(Records about charts and figures)

###

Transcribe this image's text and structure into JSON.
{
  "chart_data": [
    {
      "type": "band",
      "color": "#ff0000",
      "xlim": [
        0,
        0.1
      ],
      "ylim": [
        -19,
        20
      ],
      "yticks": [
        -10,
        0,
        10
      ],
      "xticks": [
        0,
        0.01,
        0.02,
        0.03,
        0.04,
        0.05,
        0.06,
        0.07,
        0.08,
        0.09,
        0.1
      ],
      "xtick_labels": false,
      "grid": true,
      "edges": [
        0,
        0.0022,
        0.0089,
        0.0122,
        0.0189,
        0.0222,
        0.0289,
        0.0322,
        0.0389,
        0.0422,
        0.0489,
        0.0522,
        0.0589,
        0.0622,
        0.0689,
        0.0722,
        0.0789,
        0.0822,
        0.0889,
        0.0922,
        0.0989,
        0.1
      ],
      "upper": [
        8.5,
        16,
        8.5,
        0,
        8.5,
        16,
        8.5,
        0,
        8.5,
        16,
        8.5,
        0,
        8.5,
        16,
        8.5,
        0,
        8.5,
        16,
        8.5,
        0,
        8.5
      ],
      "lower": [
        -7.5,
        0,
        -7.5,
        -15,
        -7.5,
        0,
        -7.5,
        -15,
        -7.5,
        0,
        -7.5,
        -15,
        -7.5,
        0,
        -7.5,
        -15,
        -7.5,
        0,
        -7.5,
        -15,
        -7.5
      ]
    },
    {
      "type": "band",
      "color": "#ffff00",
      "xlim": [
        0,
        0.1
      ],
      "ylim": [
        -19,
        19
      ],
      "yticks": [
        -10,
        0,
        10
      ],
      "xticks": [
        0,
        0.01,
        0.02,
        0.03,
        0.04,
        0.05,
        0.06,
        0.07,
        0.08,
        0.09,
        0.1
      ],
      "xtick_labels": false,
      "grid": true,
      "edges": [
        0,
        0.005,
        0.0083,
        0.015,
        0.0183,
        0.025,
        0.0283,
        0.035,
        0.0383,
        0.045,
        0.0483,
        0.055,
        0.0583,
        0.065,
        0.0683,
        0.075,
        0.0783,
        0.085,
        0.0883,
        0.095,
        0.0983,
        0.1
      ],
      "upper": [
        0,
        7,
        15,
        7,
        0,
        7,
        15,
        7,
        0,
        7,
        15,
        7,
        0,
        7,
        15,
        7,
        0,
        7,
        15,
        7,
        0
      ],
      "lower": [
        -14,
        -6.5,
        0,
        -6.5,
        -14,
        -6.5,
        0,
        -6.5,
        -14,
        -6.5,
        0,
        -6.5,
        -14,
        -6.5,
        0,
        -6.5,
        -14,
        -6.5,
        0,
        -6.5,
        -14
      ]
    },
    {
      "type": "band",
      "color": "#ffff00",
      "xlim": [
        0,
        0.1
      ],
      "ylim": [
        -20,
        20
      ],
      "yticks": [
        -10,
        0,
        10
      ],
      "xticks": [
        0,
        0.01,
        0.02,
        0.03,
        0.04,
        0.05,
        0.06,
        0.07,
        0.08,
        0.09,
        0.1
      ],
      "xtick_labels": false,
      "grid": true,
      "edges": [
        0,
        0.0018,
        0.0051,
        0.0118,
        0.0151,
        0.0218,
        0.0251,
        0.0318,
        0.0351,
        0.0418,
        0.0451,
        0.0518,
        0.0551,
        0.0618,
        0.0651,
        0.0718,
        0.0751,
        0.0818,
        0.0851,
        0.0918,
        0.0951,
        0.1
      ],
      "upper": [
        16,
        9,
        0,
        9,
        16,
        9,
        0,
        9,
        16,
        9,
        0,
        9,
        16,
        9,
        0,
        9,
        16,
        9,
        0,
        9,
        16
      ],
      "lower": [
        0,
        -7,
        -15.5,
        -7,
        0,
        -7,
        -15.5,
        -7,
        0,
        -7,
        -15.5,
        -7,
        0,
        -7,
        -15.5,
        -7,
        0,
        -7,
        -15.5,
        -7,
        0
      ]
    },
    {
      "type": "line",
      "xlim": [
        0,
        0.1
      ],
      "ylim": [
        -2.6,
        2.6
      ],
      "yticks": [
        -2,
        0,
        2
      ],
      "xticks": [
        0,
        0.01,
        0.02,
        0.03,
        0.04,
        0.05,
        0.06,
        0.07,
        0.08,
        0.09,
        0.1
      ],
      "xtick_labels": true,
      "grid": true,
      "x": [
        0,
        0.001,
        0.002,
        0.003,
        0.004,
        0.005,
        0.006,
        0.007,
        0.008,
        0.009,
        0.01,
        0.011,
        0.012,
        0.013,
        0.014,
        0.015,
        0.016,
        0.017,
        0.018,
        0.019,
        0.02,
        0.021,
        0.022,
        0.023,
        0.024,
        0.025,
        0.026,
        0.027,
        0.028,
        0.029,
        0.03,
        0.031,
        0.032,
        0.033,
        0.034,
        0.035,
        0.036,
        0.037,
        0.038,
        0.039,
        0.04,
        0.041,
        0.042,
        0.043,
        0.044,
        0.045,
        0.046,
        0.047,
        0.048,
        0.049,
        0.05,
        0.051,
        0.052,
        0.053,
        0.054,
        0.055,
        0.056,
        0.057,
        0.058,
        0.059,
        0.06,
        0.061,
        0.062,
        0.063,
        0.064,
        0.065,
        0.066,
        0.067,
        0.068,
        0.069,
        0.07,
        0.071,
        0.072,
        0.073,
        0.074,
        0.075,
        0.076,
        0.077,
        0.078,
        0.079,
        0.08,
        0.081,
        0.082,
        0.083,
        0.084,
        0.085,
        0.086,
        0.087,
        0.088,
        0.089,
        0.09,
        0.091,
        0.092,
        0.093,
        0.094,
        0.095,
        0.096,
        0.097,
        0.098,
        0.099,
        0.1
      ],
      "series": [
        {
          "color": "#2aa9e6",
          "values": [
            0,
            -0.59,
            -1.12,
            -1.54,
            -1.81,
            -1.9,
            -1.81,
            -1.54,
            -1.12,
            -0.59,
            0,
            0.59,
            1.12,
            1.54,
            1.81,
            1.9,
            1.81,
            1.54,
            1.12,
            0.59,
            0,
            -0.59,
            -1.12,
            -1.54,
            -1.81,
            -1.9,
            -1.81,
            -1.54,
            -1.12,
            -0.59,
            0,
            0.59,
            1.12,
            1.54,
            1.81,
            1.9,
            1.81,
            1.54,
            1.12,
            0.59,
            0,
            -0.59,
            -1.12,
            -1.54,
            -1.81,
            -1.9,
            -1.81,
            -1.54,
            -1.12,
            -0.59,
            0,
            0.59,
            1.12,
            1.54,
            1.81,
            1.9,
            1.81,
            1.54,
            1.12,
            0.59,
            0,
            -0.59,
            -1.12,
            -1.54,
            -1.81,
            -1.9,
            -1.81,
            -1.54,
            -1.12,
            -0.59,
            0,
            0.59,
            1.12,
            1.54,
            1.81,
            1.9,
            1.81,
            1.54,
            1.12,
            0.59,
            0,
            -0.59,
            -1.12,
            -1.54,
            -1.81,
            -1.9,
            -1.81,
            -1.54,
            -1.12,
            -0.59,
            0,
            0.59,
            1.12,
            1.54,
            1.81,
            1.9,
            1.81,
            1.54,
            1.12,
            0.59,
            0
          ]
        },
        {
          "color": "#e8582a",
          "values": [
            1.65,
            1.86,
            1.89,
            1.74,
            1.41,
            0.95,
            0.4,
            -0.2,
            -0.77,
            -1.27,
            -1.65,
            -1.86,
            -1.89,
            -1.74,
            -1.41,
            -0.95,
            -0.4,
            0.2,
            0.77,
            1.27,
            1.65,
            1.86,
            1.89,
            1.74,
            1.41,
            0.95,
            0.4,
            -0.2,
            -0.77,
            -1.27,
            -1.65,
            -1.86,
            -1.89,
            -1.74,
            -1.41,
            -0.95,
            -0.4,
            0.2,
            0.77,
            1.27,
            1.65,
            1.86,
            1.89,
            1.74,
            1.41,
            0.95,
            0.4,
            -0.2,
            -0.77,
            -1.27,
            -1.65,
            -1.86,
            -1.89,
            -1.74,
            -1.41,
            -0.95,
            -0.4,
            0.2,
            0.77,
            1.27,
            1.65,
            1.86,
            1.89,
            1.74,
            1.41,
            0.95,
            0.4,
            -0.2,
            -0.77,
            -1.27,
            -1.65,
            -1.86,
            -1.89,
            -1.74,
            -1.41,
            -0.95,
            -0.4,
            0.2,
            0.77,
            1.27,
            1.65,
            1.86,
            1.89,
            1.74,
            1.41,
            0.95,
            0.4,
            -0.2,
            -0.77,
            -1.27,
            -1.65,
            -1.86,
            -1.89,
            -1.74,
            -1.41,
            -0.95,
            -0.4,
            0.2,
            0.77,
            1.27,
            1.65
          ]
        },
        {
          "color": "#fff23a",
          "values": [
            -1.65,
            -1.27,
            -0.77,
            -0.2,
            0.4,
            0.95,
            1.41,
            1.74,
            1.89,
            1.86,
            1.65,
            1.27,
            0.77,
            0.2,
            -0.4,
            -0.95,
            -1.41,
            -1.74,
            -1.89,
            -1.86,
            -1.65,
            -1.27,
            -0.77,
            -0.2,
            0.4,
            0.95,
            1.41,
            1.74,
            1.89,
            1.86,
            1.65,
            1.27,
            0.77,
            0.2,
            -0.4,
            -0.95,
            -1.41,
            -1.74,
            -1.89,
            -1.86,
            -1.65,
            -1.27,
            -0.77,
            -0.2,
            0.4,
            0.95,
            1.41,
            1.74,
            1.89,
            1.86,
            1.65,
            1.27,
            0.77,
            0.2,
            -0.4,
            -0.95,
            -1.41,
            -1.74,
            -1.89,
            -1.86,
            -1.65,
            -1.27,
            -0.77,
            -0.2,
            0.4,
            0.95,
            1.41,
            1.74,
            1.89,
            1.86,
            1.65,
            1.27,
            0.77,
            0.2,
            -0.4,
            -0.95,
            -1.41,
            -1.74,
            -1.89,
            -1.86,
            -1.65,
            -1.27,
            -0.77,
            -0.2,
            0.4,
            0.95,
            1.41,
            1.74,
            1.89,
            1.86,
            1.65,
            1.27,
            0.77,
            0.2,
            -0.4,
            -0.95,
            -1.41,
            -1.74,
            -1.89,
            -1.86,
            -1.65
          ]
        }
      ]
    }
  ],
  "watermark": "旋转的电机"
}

###

## Directions:
Lines containing the string "color" are to be selected and copied.

## Output of the task:
      "color": "#ff0000",
      "color": "#ffff00",
      "color": "#ffff00",
          "color": "#2aa9e6",
          "color": "#e8582a",
          "color": "#fff23a",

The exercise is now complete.